• **EXERCISE DIRECTIONS**: Return the complete listing that follows, with each line reproduced exactly.

[start ENTRIES SHOWN]

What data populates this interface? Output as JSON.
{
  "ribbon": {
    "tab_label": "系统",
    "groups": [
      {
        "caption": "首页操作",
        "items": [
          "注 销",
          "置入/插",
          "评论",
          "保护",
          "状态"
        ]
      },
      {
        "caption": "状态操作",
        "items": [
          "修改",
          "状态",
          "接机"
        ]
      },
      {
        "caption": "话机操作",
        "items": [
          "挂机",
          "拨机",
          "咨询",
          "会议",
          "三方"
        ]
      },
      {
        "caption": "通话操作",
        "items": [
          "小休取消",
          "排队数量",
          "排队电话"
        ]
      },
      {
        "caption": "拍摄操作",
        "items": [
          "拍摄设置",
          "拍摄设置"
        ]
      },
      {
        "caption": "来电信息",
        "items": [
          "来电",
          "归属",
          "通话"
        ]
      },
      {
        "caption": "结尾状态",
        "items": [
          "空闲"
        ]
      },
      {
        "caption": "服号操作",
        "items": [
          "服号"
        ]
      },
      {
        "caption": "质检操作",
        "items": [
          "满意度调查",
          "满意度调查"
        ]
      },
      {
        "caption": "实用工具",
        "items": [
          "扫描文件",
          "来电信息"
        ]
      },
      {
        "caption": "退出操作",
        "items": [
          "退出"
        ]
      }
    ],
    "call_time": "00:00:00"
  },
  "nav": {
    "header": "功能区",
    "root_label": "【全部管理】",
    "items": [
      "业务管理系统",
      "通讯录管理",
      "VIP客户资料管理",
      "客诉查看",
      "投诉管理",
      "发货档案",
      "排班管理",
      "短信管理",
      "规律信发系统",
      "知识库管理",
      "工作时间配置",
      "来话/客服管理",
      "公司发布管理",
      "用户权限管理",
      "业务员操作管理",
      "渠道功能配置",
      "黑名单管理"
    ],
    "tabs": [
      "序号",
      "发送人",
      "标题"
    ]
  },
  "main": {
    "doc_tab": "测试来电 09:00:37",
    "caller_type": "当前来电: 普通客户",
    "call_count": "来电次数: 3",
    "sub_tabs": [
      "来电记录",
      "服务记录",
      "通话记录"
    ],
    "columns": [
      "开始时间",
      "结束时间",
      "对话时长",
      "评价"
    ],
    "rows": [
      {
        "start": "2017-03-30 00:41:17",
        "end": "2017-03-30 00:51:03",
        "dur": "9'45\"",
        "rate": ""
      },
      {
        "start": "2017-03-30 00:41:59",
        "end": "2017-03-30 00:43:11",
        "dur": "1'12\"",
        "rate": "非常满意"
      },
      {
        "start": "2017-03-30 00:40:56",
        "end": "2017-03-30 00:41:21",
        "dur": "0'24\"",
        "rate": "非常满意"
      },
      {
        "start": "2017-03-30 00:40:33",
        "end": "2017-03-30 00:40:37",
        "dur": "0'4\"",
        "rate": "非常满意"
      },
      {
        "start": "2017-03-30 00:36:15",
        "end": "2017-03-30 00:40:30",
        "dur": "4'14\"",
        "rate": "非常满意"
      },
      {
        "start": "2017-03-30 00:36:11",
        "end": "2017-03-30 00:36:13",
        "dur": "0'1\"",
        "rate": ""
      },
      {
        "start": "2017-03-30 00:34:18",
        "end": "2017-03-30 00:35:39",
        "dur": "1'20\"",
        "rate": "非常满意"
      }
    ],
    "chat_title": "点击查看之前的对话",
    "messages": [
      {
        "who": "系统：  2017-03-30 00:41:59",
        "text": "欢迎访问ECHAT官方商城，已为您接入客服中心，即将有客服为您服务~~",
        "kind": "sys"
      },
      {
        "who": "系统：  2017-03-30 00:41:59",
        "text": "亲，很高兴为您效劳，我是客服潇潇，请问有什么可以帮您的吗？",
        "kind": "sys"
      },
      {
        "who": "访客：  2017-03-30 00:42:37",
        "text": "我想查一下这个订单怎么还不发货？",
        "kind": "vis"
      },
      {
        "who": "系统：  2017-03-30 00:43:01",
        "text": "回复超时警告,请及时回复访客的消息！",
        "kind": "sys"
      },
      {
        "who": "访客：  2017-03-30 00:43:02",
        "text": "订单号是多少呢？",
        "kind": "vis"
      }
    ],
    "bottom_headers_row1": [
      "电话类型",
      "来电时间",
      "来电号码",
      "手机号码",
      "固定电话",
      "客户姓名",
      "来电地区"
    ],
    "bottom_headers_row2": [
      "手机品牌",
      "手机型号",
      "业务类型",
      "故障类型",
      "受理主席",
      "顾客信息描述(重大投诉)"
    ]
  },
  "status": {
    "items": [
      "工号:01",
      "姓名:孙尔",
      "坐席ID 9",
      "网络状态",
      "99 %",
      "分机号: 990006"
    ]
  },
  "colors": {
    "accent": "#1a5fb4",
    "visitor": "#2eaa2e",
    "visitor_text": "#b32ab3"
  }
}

[end ENTRIES SHOWN]

• **CORRECT OUTPUT**:
What data populates this interface? Output as JSON.
{
  "ribbon": {
    "tab_label": "系统",
    "groups": [
      {
        "caption": "首页操作",
        "items": [
          "注 销",
          "置入/插",
          "评论",
          "保护",
          "状态"
        ]
      },
      {
        "caption": "状态操作",
        "items": [
          "修改",
          "状态",
          "接机"
        ]
      },
      {
        "caption": "话机操作",
        "items": [
          "挂机",
          "拨机",
          "咨询",
          "会议",
          "三方"
        ]
      },
      {
        "caption": "通话操作",
        "items": [
          "小休取消",
          "排队数量",
          "排队电话"
        ]
      },
      {
        "caption": "拍摄操作",
        "items": [
          "拍摄设置",
          "拍摄设置"
        ]
      },
      {
        "caption": "来电信息",
        "items": [
          "来电",
          "归属",
          "通话"
        ]
      },
      {
        "caption": "结尾状态",
        "items": [
          "空闲"
        ]
      },
      {
        "caption": "服号操作",
        "items": [
          "服号"
        ]
      },
      {
        "caption": "质检操作",
        "items": [
          "满意度调查",
          "满意度调查"
        ]
      },
      {
        "caption": "实用工具",
        "items": [
          "扫描文件",
          "来电信息"
        ]
      },
      {
        "caption": "退出操作",
        "items": [
          "退出"
        ]
      }
    ],
    "call_time": "00:00:00"
  },
  "nav": {
    "header": "功能区",
    "root_label": "【全部管理】",
    "items": [
      "业务管理系统",
      "通讯录管理",
      "VIP客户资料管理",
      "客诉查看",
      "投诉管理",
      "发货档案",
      "排班管理",
      "短信管理",
      "规律信发系统",
      "知识库管理",
      "工作时间配置",
      "来话/客服管理",
      "公司发布管理",
      "用户权限管理",
      "业务员操作管理",
      "渠道功能配置",
      "黑名单管理"
    ],
    "tabs": [
      "序号",
      "发送人",
      "标题"
    ]
  },
  "main": {
    "doc_tab": "测试来电 09:00:37",
    "caller_type": "当前来电: 普通客户",
    "call_count": "来电次数: 3",
    "sub_tabs": [
      "来电记录",
      "服务记录",
      "通话记录"
    ],
    "columns": [
      "开始时间",
      "结束时间",
      "对话时长",
      "评价"
    ],
    "rows": [
      {
        "start": "2017-03-30 00:41:17",
        "end": "2017-03-30 00:51:03",
        "dur": "9'45\"",
        "rate": ""
      },
      {
        "start": "2017-03-30 00:41:59",
        "end": "2017-03-30 00:43:11",
        "dur": "1'12\"",
        "rate": "非常满意"
      },
      {
        "start": "2017-03-30 00:40:56",
        "end": "2017-03-30 00:41:21",
        "dur": "0'24\"",
        "rate": "非常满意"
      },
      {
        "start": "2017-03-30 00:40:33",
        "end": "2017-03-30 00:40:37",
        "dur": "0'4\"",
        "rate": "非常满意"
      },
      {
        "start": "2017-03-30 00:36:15",
        "end": "2017-03-30 00:40:30",
        "dur": "4'14\"",
        "rate": "非常满意"
      },
      {
        "start": "2017-03-30 00:36:11",
        "end": "2017-03-30 00:36:13",
        "dur": "0'1\"",
        "rate": ""
      },
      {
        "start": "2017-03-30 00:34:18",
        "end": "2017-03-30 00:35:39",
        "dur": "1'20\"",
        "rate": "非常满意"
      }
    ],
    "chat_title": "点击查看之前的对话",
    "messages": [
      {
        "who": "系统：  2017-03-30 00:41:59",
        "text": "欢迎访问ECHAT官方商城，已为您接入客服中心，即将有客服为您服务~~",
        "kind": "sys"
      },
      {
        "who": "系统：  2017-03-30 00:41:59",
        "text": "亲，很高兴为您效劳，我是客服潇潇，请问有什么可以帮您的吗？",
        "kind": "sys"
      },
      {
        "who": "访客：  2017-03-30 00:42:37",
        "text": "我想查一下这个订单怎么还不发货？",
        "kind": "vis"
      },
      {
        "who": "系统：  2017-03-30 00:43:01",
        "text": "回复超时警告,请及时回复访客的消息！",
        "kind": "sys"
      },
      {
        "who": "访客：  2017-03-30 00:43:02",
        "text": "订单号是多少呢？",
        "kind": "vis"
      }
    ],
    "bottom_headers_row1": [
      "电话类型",
      "来电时间",
      "来电号码",
      "手机号码",
      "固定电话",
      "客户姓名",
      "来电地区"
    ],
    "bottom_headers_row2": [
      "手机品牌",
      "手机型号",
      "业务类型",
      "故障类型",
      "受理主席",
      "顾客信息描述(重大投诉)"
    ]
  },
  "status": {
    "items": [
      "工号:01",
      "姓名:孙尔",
      "坐席ID 9",
      "网络状态",
      "99 %",
      "分机号: 990006"
    ]
  },
  "colors": {
    "accent": "#1a5fb4",
    "visitor": "#2eaa2e",
    "visitor_text": "#b32ab3"
  }
}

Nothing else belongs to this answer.